● **Task input**
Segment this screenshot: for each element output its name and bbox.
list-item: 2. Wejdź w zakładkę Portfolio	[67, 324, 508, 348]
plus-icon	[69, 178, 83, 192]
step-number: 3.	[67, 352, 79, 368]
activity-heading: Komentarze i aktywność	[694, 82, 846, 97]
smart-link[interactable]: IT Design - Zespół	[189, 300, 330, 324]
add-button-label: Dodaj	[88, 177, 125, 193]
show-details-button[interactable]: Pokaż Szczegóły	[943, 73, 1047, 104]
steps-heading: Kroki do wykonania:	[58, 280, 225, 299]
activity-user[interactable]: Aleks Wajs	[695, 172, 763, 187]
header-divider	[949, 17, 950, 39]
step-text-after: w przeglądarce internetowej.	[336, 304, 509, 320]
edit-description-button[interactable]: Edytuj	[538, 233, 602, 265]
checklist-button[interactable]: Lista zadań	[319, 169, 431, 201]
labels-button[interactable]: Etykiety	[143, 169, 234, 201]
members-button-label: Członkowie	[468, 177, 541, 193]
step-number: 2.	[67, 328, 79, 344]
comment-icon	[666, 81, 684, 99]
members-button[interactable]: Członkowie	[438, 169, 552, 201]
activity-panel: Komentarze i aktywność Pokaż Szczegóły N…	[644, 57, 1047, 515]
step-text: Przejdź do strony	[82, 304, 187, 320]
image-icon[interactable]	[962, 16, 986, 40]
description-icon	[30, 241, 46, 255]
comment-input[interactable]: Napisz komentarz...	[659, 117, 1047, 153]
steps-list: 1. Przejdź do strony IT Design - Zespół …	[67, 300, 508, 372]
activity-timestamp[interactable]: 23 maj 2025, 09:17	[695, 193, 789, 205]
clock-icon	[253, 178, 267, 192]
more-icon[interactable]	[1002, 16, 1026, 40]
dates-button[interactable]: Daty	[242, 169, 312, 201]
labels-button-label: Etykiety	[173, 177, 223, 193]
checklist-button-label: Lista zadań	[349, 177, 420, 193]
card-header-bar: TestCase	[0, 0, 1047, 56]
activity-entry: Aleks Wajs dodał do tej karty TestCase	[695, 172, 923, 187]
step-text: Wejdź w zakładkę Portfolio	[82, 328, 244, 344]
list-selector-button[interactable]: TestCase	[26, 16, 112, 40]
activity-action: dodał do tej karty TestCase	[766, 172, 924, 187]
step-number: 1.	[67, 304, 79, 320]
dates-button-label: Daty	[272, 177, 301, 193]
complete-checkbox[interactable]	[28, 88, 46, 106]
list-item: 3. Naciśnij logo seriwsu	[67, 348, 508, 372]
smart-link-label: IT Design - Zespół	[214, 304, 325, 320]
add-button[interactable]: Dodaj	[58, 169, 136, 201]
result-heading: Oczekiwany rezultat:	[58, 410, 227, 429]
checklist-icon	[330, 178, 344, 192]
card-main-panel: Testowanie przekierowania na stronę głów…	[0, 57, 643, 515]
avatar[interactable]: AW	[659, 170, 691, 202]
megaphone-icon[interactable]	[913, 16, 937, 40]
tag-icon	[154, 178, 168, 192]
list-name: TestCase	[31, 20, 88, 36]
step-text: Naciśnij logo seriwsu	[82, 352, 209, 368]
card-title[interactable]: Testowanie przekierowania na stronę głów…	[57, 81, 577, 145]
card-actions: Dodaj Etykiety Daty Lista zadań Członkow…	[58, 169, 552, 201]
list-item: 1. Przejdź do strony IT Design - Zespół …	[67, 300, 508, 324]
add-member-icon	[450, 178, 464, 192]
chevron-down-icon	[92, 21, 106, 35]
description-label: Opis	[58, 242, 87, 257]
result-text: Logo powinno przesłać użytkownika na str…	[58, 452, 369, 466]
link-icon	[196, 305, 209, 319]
...
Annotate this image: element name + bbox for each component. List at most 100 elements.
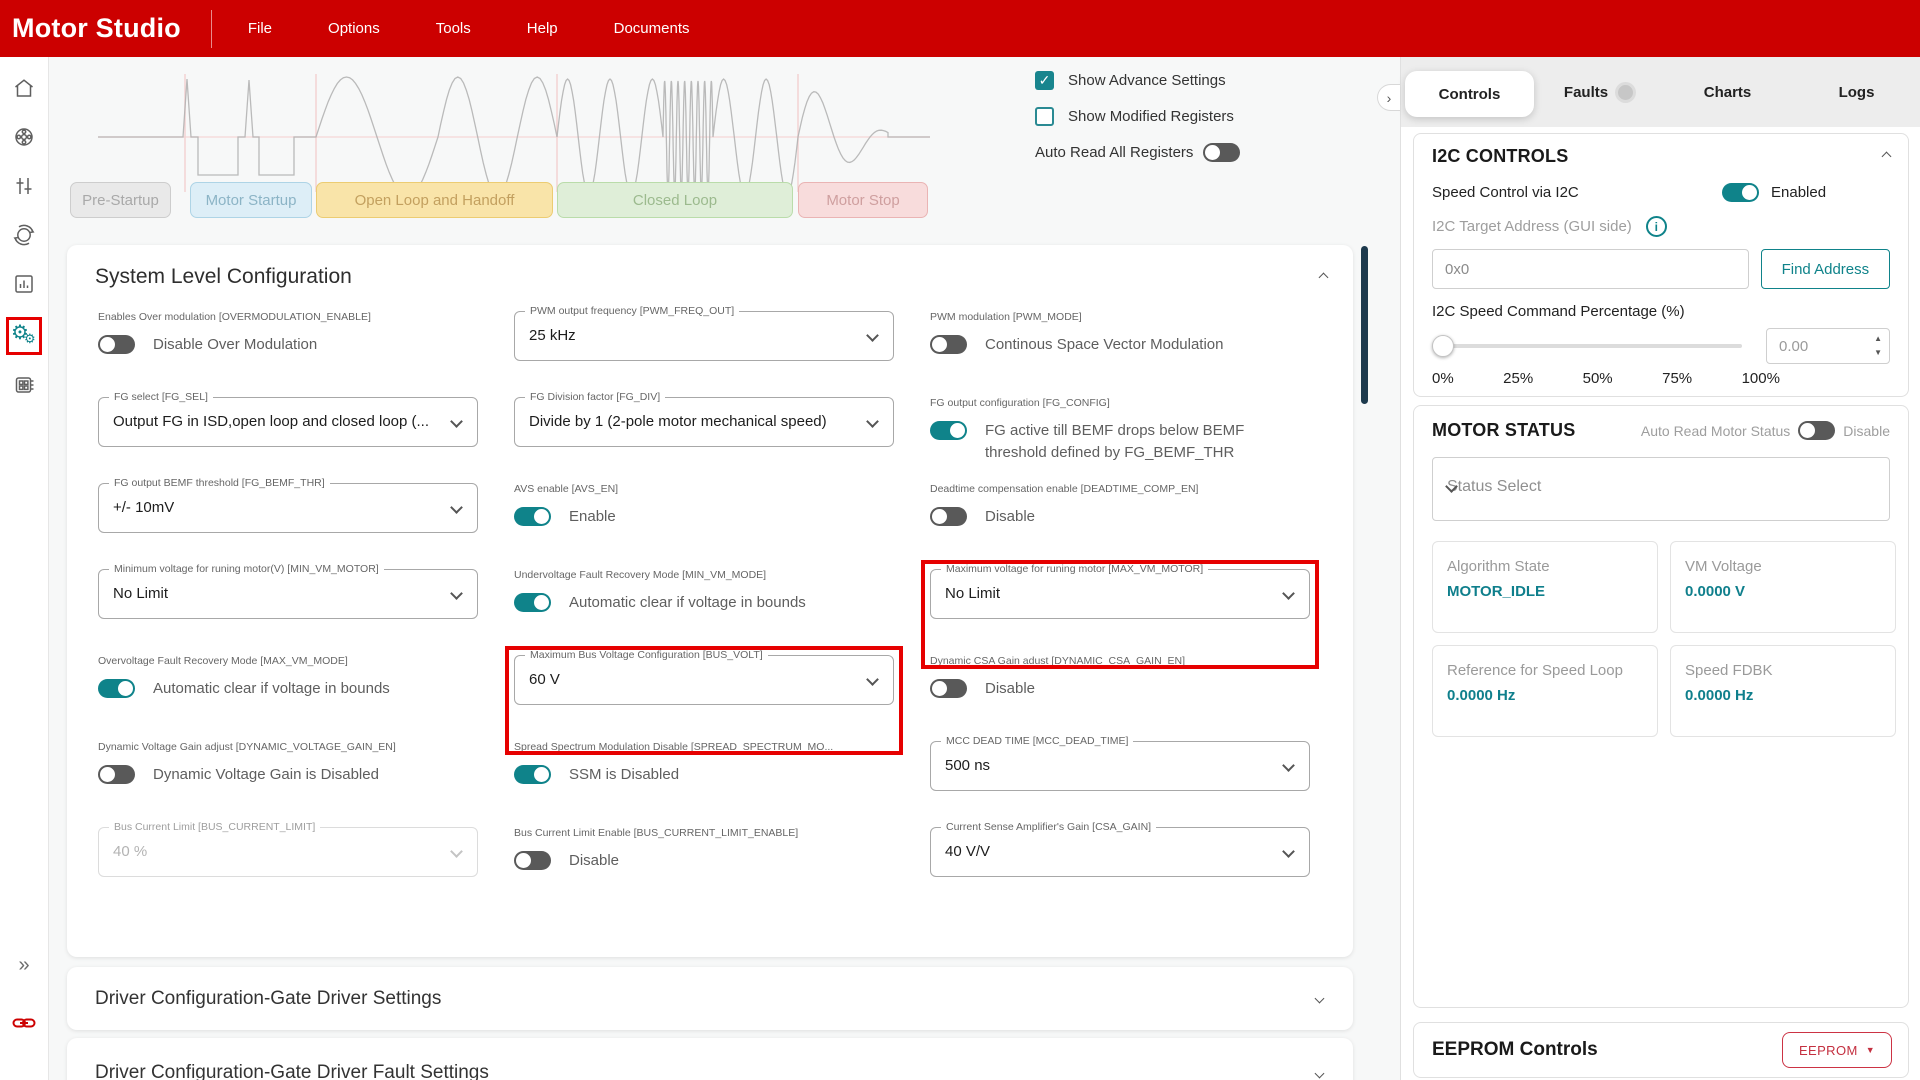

● **Your objective**
Reproduce the data starting at the line that has "Segment this screenshot: for" and ending with the line that has "328, 79, 344]", swapping "Edytuj" for "Zmień" and changing nothing else.

● **Solution to this task**
Segment this screenshot: for each element output its name and bbox.
list-item: 2. Wejdź w zakładkę Portfolio	[67, 324, 508, 348]
plus-icon	[69, 178, 83, 192]
step-number: 3.	[67, 352, 79, 368]
activity-heading: Komentarze i aktywność	[694, 82, 846, 97]
smart-link[interactable]: IT Design - Zespół	[189, 300, 330, 324]
add-button-label: Dodaj	[88, 177, 125, 193]
show-details-button[interactable]: Pokaż Szczegóły	[943, 73, 1047, 104]
steps-heading: Kroki do wykonania:	[58, 280, 225, 299]
activity-user[interactable]: Aleks Wajs	[695, 172, 763, 187]
header-divider	[949, 17, 950, 39]
step-text-after: w przeglądarce internetowej.	[336, 304, 509, 320]
edit-description-button[interactable]: Zmień	[538, 233, 602, 265]
checklist-button[interactable]: Lista zadań	[319, 169, 431, 201]
labels-button[interactable]: Etykiety	[143, 169, 234, 201]
members-button-label: Członkowie	[468, 177, 541, 193]
step-number: 2.	[67, 328, 79, 344]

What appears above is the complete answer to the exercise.